- **Set exercise**: Write out the whole listing, matching it exactly.

- **Provided data**:
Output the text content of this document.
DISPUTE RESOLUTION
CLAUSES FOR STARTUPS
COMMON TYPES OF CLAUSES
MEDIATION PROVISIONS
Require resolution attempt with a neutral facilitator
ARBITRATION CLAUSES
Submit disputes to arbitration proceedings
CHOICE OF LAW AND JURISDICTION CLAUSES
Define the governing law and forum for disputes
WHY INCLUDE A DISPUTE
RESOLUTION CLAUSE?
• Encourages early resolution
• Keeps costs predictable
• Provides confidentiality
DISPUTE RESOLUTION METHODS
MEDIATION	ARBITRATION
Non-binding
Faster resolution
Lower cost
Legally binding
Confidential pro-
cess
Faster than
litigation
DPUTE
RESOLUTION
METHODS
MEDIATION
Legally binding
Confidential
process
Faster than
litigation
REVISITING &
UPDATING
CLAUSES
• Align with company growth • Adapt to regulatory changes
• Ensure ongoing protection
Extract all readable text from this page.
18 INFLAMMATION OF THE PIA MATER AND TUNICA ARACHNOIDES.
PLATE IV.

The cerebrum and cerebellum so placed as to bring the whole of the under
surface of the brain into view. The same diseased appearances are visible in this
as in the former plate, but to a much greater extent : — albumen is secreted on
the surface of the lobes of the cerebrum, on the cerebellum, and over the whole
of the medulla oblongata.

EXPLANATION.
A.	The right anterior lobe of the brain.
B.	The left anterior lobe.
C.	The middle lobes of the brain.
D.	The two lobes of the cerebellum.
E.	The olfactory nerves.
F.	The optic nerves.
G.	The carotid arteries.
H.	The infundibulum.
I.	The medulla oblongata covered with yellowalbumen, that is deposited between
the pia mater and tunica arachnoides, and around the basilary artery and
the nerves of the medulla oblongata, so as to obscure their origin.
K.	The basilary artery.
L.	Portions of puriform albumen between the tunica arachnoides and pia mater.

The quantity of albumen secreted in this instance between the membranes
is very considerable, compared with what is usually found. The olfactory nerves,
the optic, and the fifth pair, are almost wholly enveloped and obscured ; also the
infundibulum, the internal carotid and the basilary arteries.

- **Solution below**:
Output the text content of this document.
DISPUTE RESOLUTION
CLAUSES FOR STARTUPS
COMMON TYPES OF CLAUSES
MEDIATION PROVISIONS
Require resolution attempt with a neutral facilitator
ARBITRATION CLAUSES
Submit disputes to arbitration proceedings
CHOICE OF LAW AND JURISDICTION CLAUSES
Define the governing law and forum for disputes
WHY INCLUDE A DISPUTE
RESOLUTION CLAUSE?
• Encourages early resolution
• Keeps costs predictable
• Provides confidentiality
DISPUTE RESOLUTION METHODS
MEDIATION	ARBITRATION
Non-binding
Faster resolution
Lower cost
Legally binding
Confidential pro-
cess
Faster than
litigation
DPUTE
RESOLUTION
METHODS
MEDIATION
Legally binding
Confidential
process
Faster than
litigation
REVISITING &
UPDATING
CLAUSES
• Align with company growth • Adapt to regulatory changes
• Ensure ongoing protection
Extract all readable text from this page.
18 INFLAMMATION OF THE PIA MATER AND TUNICA ARACHNOIDES.
PLATE IV.

The cerebrum and cerebellum so placed as to bring the whole of the under
surface of the brain into view. The same diseased appearances are visible in this
as in the former plate, but to a much greater extent : — albumen is secreted on
the surface of the lobes of the cerebrum, on the cerebellum, and over the whole
of the medulla oblongata.

EXPLANATION.
A.	The right anterior lobe of the brain.
B.	The left anterior lobe.
C.	The middle lobes of the brain.
D.	The two lobes of the cerebellum.
E.	The olfactory nerves.
F.	The optic nerves.
G.	The carotid arteries.
H.	The infundibulum.
I.	The medulla oblongata covered with yellowalbumen, that is deposited between
the pia mater and tunica arachnoides, and around the basilary artery and
the nerves of the medulla oblongata, so as to obscure their origin.
K.	The basilary artery.
L.	Portions of puriform albumen between the tunica arachnoides and pia mater.

The quantity of albumen secreted in this instance between the membranes
is very considerable, compared with what is usually found. The olfactory nerves,
the optic, and the fifth pair, are almost wholly enveloped and obscured ; also the
infundibulum, the internal carotid and the basilary arteries.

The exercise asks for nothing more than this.